> **Given request**: Exactly as written, retype the listing below, omitting the pictures.

- - -

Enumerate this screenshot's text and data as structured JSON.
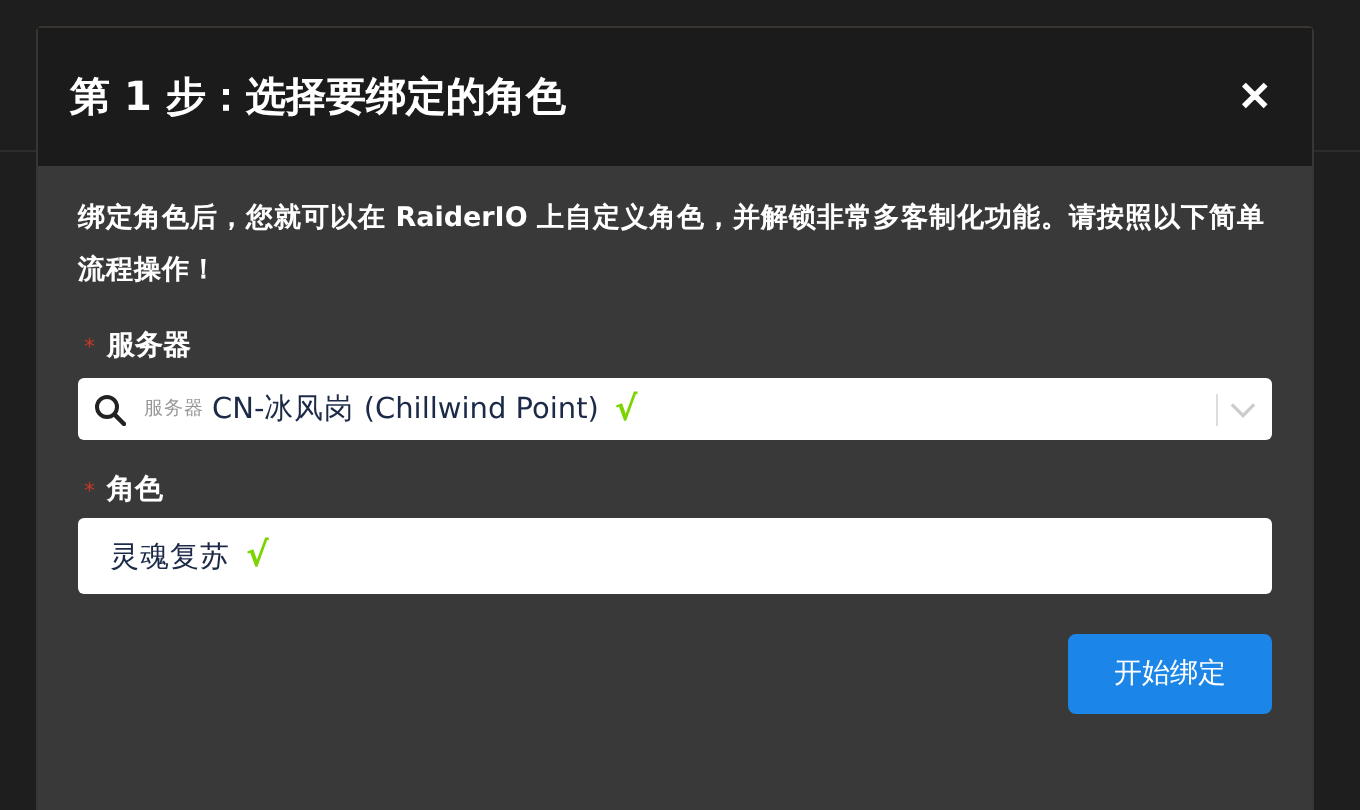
{
  "dialog": {
    "title": "第 1 步：选择要绑定的角色",
    "close": "✕",
    "description": "绑定角色后，您就可以在 RaiderIO 上自定义角色，并解锁非常多客制化功能。请按照以下简单流程操作！",
    "fields": [
      {
        "kind": "select",
        "required_mark": "*",
        "label": "服务器",
        "prefix": "服务器",
        "value": "CN-冰风岗 (Chillwind Point)",
        "check": "√"
      },
      {
        "kind": "text",
        "required_mark": "*",
        "label": "角色",
        "value": "灵魂复苏",
        "check": "√"
      }
    ],
    "submit": "开始绑定"
  }
}
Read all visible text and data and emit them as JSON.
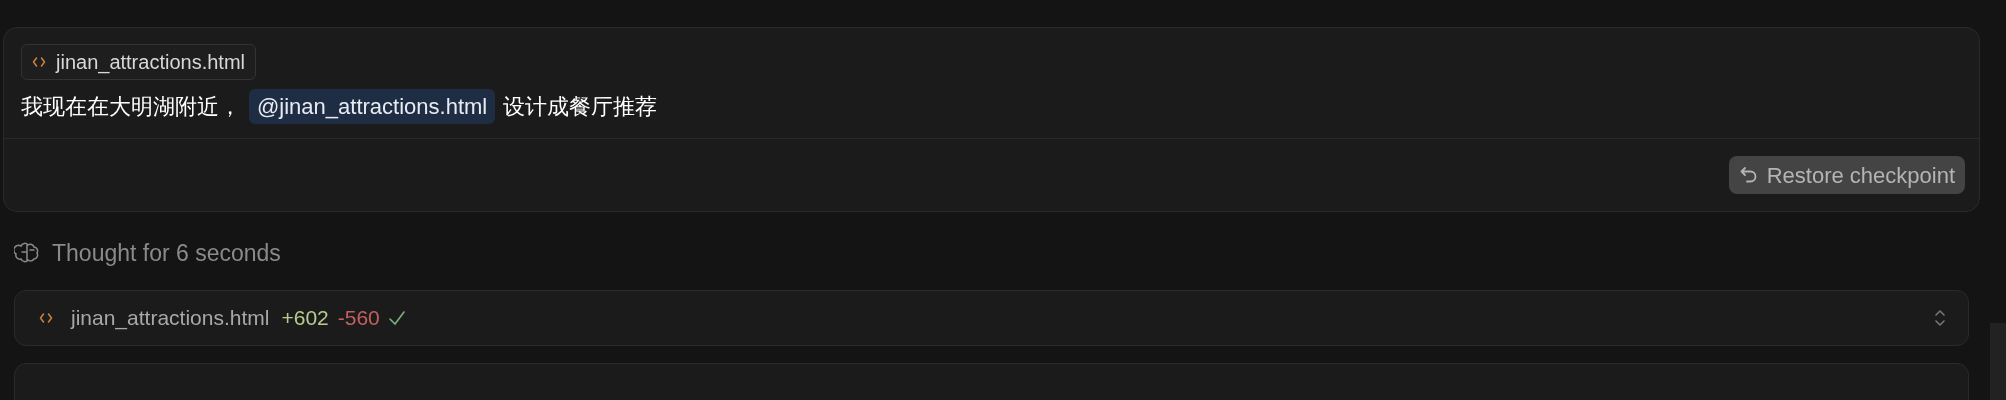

- - -

> **Expected answer**:
Enumerate this screenshot's text and data as structured JSON.
{
  "dialog": {
    "title": "第 1 步：选择要绑定的角色",
    "close": "✕",
    "description": "绑定角色后，您就可以在 RaiderIO 上自定义角色，并解锁非常多客制化功能。请按照以下简单流程操作！",
    "fields": [
      {
        "kind": "select",
        "required_mark": "*",
        "label": "服务器",
        "prefix": "服务器",
        "value": "CN-冰风岗 (Chillwind Point)",
        "check": "√"
      },
      {
        "kind": "text",
        "required_mark": "*",
        "label": "角色",
        "value": "灵魂复苏",
        "check": "√"
      }
    ],
    "submit": "开始绑定"
  }
}
Read all visible text and data and emit them as JSON.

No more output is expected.